### WORKING DATA ###

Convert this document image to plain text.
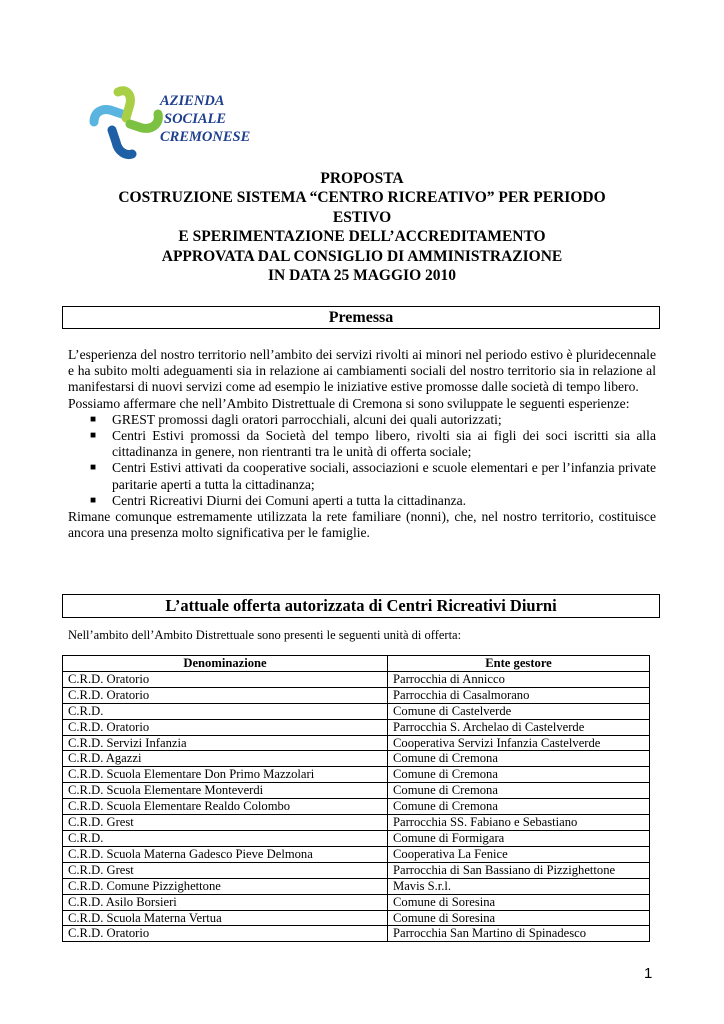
AZIENDA
SOCIALE
CREMONESE
PROPOSTA
COSTRUZIONE SISTEMA “CENTRO RICREATIVO” PER PERIODO
ESTIVO
E SPERIMENTAZIONE DELL’ACCREDITAMENTO
APPROVATA DAL CONSIGLIO DI AMMINISTRAZIONE
IN DATA 25 MAGGIO 2010
Premessa

L’esperienza del nostro territorio nell’ambito dei servizi rivolti ai minori nel periodo estivo è pluridecennale e ha subito molti adeguamenti sia in relazione ai cambiamenti sociali del nostro territorio sia in relazione al manifestarsi di nuovi servizi come ad esempio le iniziative estive promosse dalle società di tempo libero.

Possiamo affermare che nell’Ambito Distrettuale di Cremona si sono sviluppate le seguenti esperienze:

■ GREST promossi dagli oratori parrocchiali, alcuni dei quali autorizzati;
■ Centri Estivi promossi da Società del tempo libero, rivolti sia ai figli dei soci iscritti sia alla cittadinanza in genere, non rientranti tra le unità di offerta sociale;
■ Centri Estivi attivati da cooperative sociali, associazioni e scuole elementari e per l’infanzia private paritarie aperti a tutta la cittadinanza;
■ Centri Ricreativi Diurni dei Comuni aperti a tutta la cittadinanza.

Rimane comunque estremamente utilizzata la rete familiare (nonni), che, nel nostro territorio, costituisce ancora una presenza molto significativa per le famiglie.

L’attuale offerta autorizzata di Centri Ricreativi Diurni
Nell’ambito dell’Ambito Distrettuale sono presenti le seguenti unità di offerta:
Denominazione	Ente gestore
C.R.D. Oratorio	Parrocchia di Annicco
C.R.D. Oratorio	Parrocchia di Casalmorano
C.R.D.	Comune di Castelverde
C.R.D. Oratorio	Parrocchia S. Archelao di Castelverde
C.R.D. Servizi Infanzia	Cooperativa Servizi Infanzia Castelverde
C.R.D. Agazzi	Comune di Cremona
C.R.D. Scuola Elementare Don Primo Mazzolari	Comune di Cremona
C.R.D. Scuola Elementare Monteverdi	Comune di Cremona
C.R.D. Scuola Elementare Realdo Colombo	Comune di Cremona
C.R.D. Grest	Parrocchia SS. Fabiano e Sebastiano
C.R.D.	Comune di Formigara
C.R.D. Scuola Materna Gadesco Pieve Delmona	Cooperativa La Fenice
C.R.D. Grest	Parrocchia di San Bassiano di Pizzighettone
C.R.D. Comune Pizzighettone	Mavis S.r.l.
C.R.D. Asilo Borsieri	Comune di Soresina
C.R.D. Scuola Materna Vertua	Comune di Soresina
C.R.D. Oratorio	Parrocchia San Martino di Spinadesco
1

###

Without the pictures, retype the whole of the material above exactly.

▸ **FULL RESPONSE**
Convert this document image to plain text.
AZIENDA
SOCIALE
CREMONESE
PROPOSTA
COSTRUZIONE SISTEMA “CENTRO RICREATIVO” PER PERIODO
ESTIVO
E SPERIMENTAZIONE DELL’ACCREDITAMENTO
APPROVATA DAL CONSIGLIO DI AMMINISTRAZIONE
IN DATA 25 MAGGIO 2010
Premessa

L’esperienza del nostro territorio nell’ambito dei servizi rivolti ai minori nel periodo estivo è pluridecennale e ha subito molti adeguamenti sia in relazione ai cambiamenti sociali del nostro territorio sia in relazione al manifestarsi di nuovi servizi come ad esempio le iniziative estive promosse dalle società di tempo libero.

Possiamo affermare che nell’Ambito Distrettuale di Cremona si sono sviluppate le seguenti esperienze:

■ GREST promossi dagli oratori parrocchiali, alcuni dei quali autorizzati;
■ Centri Estivi promossi da Società del tempo libero, rivolti sia ai figli dei soci iscritti sia alla cittadinanza in genere, non rientranti tra le unità di offerta sociale;
■ Centri Estivi attivati da cooperative sociali, associazioni e scuole elementari e per l’infanzia private paritarie aperti a tutta la cittadinanza;
■ Centri Ricreativi Diurni dei Comuni aperti a tutta la cittadinanza.

Rimane comunque estremamente utilizzata la rete familiare (nonni), che, nel nostro territorio, costituisce ancora una presenza molto significativa per le famiglie.

L’attuale offerta autorizzata di Centri Ricreativi Diurni
Nell’ambito dell’Ambito Distrettuale sono presenti le seguenti unità di offerta:
Denominazione	Ente gestore
C.R.D. Oratorio	Parrocchia di Annicco
C.R.D. Oratorio	Parrocchia di Casalmorano
C.R.D.	Comune di Castelverde
C.R.D. Oratorio	Parrocchia S. Archelao di Castelverde
C.R.D. Servizi Infanzia	Cooperativa Servizi Infanzia Castelverde
C.R.D. Agazzi	Comune di Cremona
C.R.D. Scuola Elementare Don Primo Mazzolari	Comune di Cremona
C.R.D. Scuola Elementare Monteverdi	Comune di Cremona
C.R.D. Scuola Elementare Realdo Colombo	Comune di Cremona
C.R.D. Grest	Parrocchia SS. Fabiano e Sebastiano
C.R.D.	Comune di Formigara
C.R.D. Scuola Materna Gadesco Pieve Delmona	Cooperativa La Fenice
C.R.D. Grest	Parrocchia di San Bassiano di Pizzighettone
C.R.D. Comune Pizzighettone	Mavis S.r.l.
C.R.D. Asilo Borsieri	Comune di Soresina
C.R.D. Scuola Materna Vertua	Comune di Soresina
C.R.D. Oratorio	Parrocchia San Martino di Spinadesco
1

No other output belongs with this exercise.